- [SUPPLIED ENTRIES]:
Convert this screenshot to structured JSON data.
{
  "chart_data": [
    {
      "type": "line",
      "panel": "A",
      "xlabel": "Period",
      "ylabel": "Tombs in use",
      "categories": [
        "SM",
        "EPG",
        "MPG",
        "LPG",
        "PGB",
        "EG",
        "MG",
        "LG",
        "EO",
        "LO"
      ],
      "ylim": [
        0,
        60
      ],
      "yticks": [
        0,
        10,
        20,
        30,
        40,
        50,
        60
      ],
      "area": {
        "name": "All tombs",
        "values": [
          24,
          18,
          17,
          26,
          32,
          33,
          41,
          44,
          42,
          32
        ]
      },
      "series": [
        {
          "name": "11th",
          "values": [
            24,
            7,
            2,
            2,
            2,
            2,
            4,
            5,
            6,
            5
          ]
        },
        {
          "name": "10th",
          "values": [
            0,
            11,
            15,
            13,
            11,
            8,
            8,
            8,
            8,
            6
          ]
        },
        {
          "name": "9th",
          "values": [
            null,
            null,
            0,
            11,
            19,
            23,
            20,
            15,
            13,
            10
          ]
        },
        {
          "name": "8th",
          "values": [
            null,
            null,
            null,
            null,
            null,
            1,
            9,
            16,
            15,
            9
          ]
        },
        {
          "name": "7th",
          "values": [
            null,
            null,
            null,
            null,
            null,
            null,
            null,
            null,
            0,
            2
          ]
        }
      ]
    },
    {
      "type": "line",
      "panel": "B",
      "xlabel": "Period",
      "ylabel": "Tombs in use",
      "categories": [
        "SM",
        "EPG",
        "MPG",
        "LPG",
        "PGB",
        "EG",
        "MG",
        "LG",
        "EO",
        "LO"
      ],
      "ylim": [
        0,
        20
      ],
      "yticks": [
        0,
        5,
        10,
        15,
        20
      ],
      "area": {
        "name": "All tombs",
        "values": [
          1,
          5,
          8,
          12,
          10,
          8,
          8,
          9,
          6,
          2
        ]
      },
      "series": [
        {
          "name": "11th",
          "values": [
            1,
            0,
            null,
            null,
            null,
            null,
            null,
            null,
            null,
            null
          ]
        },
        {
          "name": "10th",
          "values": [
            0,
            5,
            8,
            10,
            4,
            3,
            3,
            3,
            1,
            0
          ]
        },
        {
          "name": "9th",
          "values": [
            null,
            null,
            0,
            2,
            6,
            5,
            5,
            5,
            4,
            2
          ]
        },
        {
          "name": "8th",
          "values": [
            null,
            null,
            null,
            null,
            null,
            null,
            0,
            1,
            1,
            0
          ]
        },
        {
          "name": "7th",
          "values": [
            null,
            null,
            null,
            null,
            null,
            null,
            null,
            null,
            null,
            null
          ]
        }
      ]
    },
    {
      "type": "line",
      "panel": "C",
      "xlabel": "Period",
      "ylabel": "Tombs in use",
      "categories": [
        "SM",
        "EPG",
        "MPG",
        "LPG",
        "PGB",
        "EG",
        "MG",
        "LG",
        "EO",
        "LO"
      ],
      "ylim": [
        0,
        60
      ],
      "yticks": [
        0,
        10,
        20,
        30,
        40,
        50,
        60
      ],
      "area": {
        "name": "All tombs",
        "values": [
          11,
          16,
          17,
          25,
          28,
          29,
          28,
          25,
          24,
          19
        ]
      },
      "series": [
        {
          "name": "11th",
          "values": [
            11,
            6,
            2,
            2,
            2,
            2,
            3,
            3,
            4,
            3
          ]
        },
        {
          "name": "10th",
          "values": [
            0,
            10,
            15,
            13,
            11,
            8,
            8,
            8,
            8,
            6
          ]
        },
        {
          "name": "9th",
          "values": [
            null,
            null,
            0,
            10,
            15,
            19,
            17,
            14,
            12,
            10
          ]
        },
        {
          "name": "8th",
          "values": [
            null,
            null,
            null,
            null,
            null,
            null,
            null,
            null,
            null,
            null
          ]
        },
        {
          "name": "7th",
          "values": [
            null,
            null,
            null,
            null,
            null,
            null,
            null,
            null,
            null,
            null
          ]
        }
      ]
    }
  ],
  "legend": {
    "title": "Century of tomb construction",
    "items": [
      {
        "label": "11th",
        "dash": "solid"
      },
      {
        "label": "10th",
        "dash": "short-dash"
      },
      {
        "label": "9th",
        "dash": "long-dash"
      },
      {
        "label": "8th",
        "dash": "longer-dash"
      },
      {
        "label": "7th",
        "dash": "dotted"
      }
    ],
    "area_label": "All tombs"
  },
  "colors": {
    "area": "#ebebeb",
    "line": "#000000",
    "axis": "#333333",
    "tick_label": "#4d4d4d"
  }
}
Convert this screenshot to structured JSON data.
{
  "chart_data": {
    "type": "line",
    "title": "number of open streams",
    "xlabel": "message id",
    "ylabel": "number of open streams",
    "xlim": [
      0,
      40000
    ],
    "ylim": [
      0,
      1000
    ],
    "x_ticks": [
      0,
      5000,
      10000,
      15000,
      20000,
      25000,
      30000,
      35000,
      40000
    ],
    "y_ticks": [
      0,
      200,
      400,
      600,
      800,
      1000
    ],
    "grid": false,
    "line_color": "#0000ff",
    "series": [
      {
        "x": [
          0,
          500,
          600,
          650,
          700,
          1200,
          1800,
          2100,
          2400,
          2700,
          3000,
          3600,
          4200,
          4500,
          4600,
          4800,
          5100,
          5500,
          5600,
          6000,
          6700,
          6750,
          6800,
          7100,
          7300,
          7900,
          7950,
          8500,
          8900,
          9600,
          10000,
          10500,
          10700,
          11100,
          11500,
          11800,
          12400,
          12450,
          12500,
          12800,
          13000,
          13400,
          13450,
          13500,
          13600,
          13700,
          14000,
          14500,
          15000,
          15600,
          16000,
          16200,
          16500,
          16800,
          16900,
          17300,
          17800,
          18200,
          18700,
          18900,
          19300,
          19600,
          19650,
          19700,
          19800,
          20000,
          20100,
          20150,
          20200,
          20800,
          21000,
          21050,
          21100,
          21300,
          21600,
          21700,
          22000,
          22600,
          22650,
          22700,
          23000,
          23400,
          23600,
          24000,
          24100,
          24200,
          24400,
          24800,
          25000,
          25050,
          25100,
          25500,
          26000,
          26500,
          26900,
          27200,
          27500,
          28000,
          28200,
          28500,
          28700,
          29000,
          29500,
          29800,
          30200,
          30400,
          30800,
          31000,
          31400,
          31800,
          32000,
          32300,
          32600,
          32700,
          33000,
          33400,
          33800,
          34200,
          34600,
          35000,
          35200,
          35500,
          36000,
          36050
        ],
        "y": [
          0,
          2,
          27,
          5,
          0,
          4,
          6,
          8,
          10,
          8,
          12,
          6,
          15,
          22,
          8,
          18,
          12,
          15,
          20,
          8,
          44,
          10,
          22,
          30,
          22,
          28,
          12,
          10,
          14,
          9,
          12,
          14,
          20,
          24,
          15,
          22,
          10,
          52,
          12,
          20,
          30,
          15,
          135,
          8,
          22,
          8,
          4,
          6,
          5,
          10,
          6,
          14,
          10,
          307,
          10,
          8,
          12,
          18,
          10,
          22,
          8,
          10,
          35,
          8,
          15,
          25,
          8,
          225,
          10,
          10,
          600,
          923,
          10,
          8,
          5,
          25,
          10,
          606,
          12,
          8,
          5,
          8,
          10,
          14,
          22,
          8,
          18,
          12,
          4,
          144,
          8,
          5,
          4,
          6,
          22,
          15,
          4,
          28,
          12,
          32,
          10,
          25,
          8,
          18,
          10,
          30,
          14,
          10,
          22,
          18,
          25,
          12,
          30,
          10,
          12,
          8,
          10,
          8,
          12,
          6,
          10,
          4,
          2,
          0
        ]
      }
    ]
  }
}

- [WHAT TO DO]: From the first line to the last, retype the data exactly.

- [COMPLETE ANSWER]:
Convert this screenshot to structured JSON data.
{
  "chart_data": [
    {
      "type": "line",
      "panel": "A",
      "xlabel": "Period",
      "ylabel": "Tombs in use",
      "categories": [
        "SM",
        "EPG",
        "MPG",
        "LPG",
        "PGB",
        "EG",
        "MG",
        "LG",
        "EO",
        "LO"
      ],
      "ylim": [
        0,
        60
      ],
      "yticks": [
        0,
        10,
        20,
        30,
        40,
        50,
        60
      ],
      "area": {
        "name": "All tombs",
        "values": [
          24,
          18,
          17,
          26,
          32,
          33,
          41,
          44,
          42,
          32
        ]
      },
      "series": [
        {
          "name": "11th",
          "values": [
            24,
            7,
            2,
            2,
            2,
            2,
            4,
            5,
            6,
            5
          ]
        },
        {
          "name": "10th",
          "values": [
            0,
            11,
            15,
            13,
            11,
            8,
            8,
            8,
            8,
            6
          ]
        },
        {
          "name": "9th",
          "values": [
            null,
            null,
            0,
            11,
            19,
            23,
            20,
            15,
            13,
            10
          ]
        },
        {
          "name": "8th",
          "values": [
            null,
            null,
            null,
            null,
            null,
            1,
            9,
            16,
            15,
            9
          ]
        },
        {
          "name": "7th",
          "values": [
            null,
            null,
            null,
            null,
            null,
            null,
            null,
            null,
            0,
            2
          ]
        }
      ]
    },
    {
      "type": "line",
      "panel": "B",
      "xlabel": "Period",
      "ylabel": "Tombs in use",
      "categories": [
        "SM",
        "EPG",
        "MPG",
        "LPG",
        "PGB",
        "EG",
        "MG",
        "LG",
        "EO",
        "LO"
      ],
      "ylim": [
        0,
        20
      ],
      "yticks": [
        0,
        5,
        10,
        15,
        20
      ],
      "area": {
        "name": "All tombs",
        "values": [
          1,
          5,
          8,
          12,
          10,
          8,
          8,
          9,
          6,
          2
        ]
      },
      "series": [
        {
          "name": "11th",
          "values": [
            1,
            0,
            null,
            null,
            null,
            null,
            null,
            null,
            null,
            null
          ]
        },
        {
          "name": "10th",
          "values": [
            0,
            5,
            8,
            10,
            4,
            3,
            3,
            3,
            1,
            0
          ]
        },
        {
          "name": "9th",
          "values": [
            null,
            null,
            0,
            2,
            6,
            5,
            5,
            5,
            4,
            2
          ]
        },
        {
          "name": "8th",
          "values": [
            null,
            null,
            null,
            null,
            null,
            null,
            0,
            1,
            1,
            0
          ]
        },
        {
          "name": "7th",
          "values": [
            null,
            null,
            null,
            null,
            null,
            null,
            null,
            null,
            null,
            null
          ]
        }
      ]
    },
    {
      "type": "line",
      "panel": "C",
      "xlabel": "Period",
      "ylabel": "Tombs in use",
      "categories": [
        "SM",
        "EPG",
        "MPG",
        "LPG",
        "PGB",
        "EG",
        "MG",
        "LG",
        "EO",
        "LO"
      ],
      "ylim": [
        0,
        60
      ],
      "yticks": [
        0,
        10,
        20,
        30,
        40,
        50,
        60
      ],
      "area": {
        "name": "All tombs",
        "values": [
          11,
          16,
          17,
          25,
          28,
          29,
          28,
          25,
          24,
          19
        ]
      },
      "series": [
        {
          "name": "11th",
          "values": [
            11,
            6,
            2,
            2,
            2,
            2,
            3,
            3,
            4,
            3
          ]
        },
        {
          "name": "10th",
          "values": [
            0,
            10,
            15,
            13,
            11,
            8,
            8,
            8,
            8,
            6
          ]
        },
        {
          "name": "9th",
          "values": [
            null,
            null,
            0,
            10,
            15,
            19,
            17,
            14,
            12,
            10
          ]
        },
        {
          "name": "8th",
          "values": [
            null,
            null,
            null,
            null,
            null,
            null,
            null,
            null,
            null,
            null
          ]
        },
        {
          "name": "7th",
          "values": [
            null,
            null,
            null,
            null,
            null,
            null,
            null,
            null,
            null,
            null
          ]
        }
      ]
    }
  ],
  "legend": {
    "title": "Century of tomb construction",
    "items": [
      {
        "label": "11th",
        "dash": "solid"
      },
      {
        "label": "10th",
        "dash": "short-dash"
      },
      {
        "label": "9th",
        "dash": "long-dash"
      },
      {
        "label": "8th",
        "dash": "longer-dash"
      },
      {
        "label": "7th",
        "dash": "dotted"
      }
    ],
    "area_label": "All tombs"
  },
  "colors": {
    "area": "#ebebeb",
    "line": "#000000",
    "axis": "#333333",
    "tick_label": "#4d4d4d"
  }
}
Convert this screenshot to structured JSON data.
{
  "chart_data": {
    "type": "line",
    "title": "number of open streams",
    "xlabel": "message id",
    "ylabel": "number of open streams",
    "xlim": [
      0,
      40000
    ],
    "ylim": [
      0,
      1000
    ],
    "x_ticks": [
      0,
      5000,
      10000,
      15000,
      20000,
      25000,
      30000,
      35000,
      40000
    ],
    "y_ticks": [
      0,
      200,
      400,
      600,
      800,
      1000
    ],
    "grid": false,
    "line_color": "#0000ff",
    "series": [
      {
        "x": [
          0,
          500,
          600,
          650,
          700,
          1200,
          1800,
          2100,
          2400,
          2700,
          3000,
          3600,
          4200,
          4500,
          4600,
          4800,
          5100,
          5500,
          5600,
          6000,
          6700,
          6750,
          6800,
          7100,
          7300,
          7900,
          7950,
          8500,
          8900,
          9600,
          10000,
          10500,
          10700,
          11100,
          11500,
          11800,
          12400,
          12450,
          12500,
          12800,
          13000,
          13400,
          13450,
          13500,
          13600,
          13700,
          14000,
          14500,
          15000,
          15600,
          16000,
          16200,
          16500,
          16800,
          16900,
          17300,
          17800,
          18200,
          18700,
          18900,
          19300,
          19600,
          19650,
          19700,
          19800,
          20000,
          20100,
          20150,
          20200,
          20800,
          21000,
          21050,
          21100,
          21300,
          21600,
          21700,
          22000,
          22600,
          22650,
          22700,
          23000,
          23400,
          23600,
          24000,
          24100,
          24200,
          24400,
          24800,
          25000,
          25050,
          25100,
          25500,
          26000,
          26500,
          26900,
          27200,
          27500,
          28000,
          28200,
          28500,
          28700,
          29000,
          29500,
          29800,
          30200,
          30400,
          30800,
          31000,
          31400,
          31800,
          32000,
          32300,
          32600,
          32700,
          33000,
          33400,
          33800,
          34200,
          34600,
          35000,
          35200,
          35500,
          36000,
          36050
        ],
        "y": [
          0,
          2,
          27,
          5,
          0,
          4,
          6,
          8,
          10,
          8,
          12,
          6,
          15,
          22,
          8,
          18,
          12,
          15,
          20,
          8,
          44,
          10,
          22,
          30,
          22,
          28,
          12,
          10,
          14,
          9,
          12,
          14,
          20,
          24,
          15,
          22,
          10,
          52,
          12,
          20,
          30,
          15,
          135,
          8,
          22,
          8,
          4,
          6,
          5,
          10,
          6,
          14,
          10,
          307,
          10,
          8,
          12,
          18,
          10,
          22,
          8,
          10,
          35,
          8,
          15,
          25,
          8,
          225,
          10,
          10,
          600,
          923,
          10,
          8,
          5,
          25,
          10,
          606,
          12,
          8,
          5,
          8,
          10,
          14,
          22,
          8,
          18,
          12,
          4,
          144,
          8,
          5,
          4,
          6,
          22,
          15,
          4,
          28,
          12,
          32,
          10,
          25,
          8,
          18,
          10,
          30,
          14,
          10,
          22,
          18,
          25,
          12,
          30,
          10,
          12,
          8,
          10,
          8,
          12,
          6,
          10,
          4,
          2,
          0
        ]
      }
    ]
  }
}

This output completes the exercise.